_Items_:
▼

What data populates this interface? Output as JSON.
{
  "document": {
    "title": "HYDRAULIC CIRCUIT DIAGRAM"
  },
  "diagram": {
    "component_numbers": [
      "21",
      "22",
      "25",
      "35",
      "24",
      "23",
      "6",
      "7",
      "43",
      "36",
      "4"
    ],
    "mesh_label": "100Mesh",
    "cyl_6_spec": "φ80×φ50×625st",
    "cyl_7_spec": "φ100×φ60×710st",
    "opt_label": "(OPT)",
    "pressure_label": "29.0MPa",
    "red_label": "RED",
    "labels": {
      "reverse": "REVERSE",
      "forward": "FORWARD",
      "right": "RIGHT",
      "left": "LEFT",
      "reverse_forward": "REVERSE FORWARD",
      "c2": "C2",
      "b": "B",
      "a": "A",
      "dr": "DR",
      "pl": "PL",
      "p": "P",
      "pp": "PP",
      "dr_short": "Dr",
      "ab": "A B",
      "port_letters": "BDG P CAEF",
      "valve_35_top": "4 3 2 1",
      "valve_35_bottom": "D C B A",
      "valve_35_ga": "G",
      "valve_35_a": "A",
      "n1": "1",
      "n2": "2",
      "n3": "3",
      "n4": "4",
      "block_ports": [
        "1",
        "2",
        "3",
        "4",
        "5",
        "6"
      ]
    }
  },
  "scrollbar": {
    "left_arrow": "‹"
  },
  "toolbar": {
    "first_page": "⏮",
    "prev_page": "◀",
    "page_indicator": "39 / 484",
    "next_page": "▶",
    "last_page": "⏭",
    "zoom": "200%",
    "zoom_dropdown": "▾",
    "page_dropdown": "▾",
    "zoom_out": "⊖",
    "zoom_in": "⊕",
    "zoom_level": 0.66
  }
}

▲

_Stated problem_: Reproduce the material in full, with no word added or dropped.

_Result below_:
What data populates this interface? Output as JSON.
{
  "document": {
    "title": "HYDRAULIC CIRCUIT DIAGRAM"
  },
  "diagram": {
    "component_numbers": [
      "21",
      "22",
      "25",
      "35",
      "24",
      "23",
      "6",
      "7",
      "43",
      "36",
      "4"
    ],
    "mesh_label": "100Mesh",
    "cyl_6_spec": "φ80×φ50×625st",
    "cyl_7_spec": "φ100×φ60×710st",
    "opt_label": "(OPT)",
    "pressure_label": "29.0MPa",
    "red_label": "RED",
    "labels": {
      "reverse": "REVERSE",
      "forward": "FORWARD",
      "right": "RIGHT",
      "left": "LEFT",
      "reverse_forward": "REVERSE FORWARD",
      "c2": "C2",
      "b": "B",
      "a": "A",
      "dr": "DR",
      "pl": "PL",
      "p": "P",
      "pp": "PP",
      "dr_short": "Dr",
      "ab": "A B",
      "port_letters": "BDG P CAEF",
      "valve_35_top": "4 3 2 1",
      "valve_35_bottom": "D C B A",
      "valve_35_ga": "G",
      "valve_35_a": "A",
      "n1": "1",
      "n2": "2",
      "n3": "3",
      "n4": "4",
      "block_ports": [
        "1",
        "2",
        "3",
        "4",
        "5",
        "6"
      ]
    }
  },
  "scrollbar": {
    "left_arrow": "‹"
  },
  "toolbar": {
    "first_page": "⏮",
    "prev_page": "◀",
    "page_indicator": "39 / 484",
    "next_page": "▶",
    "last_page": "⏭",
    "zoom": "200%",
    "zoom_dropdown": "▾",
    "page_dropdown": "▾",
    "zoom_out": "⊖",
    "zoom_in": "⊕",
    "zoom_level": 0.66
  }
}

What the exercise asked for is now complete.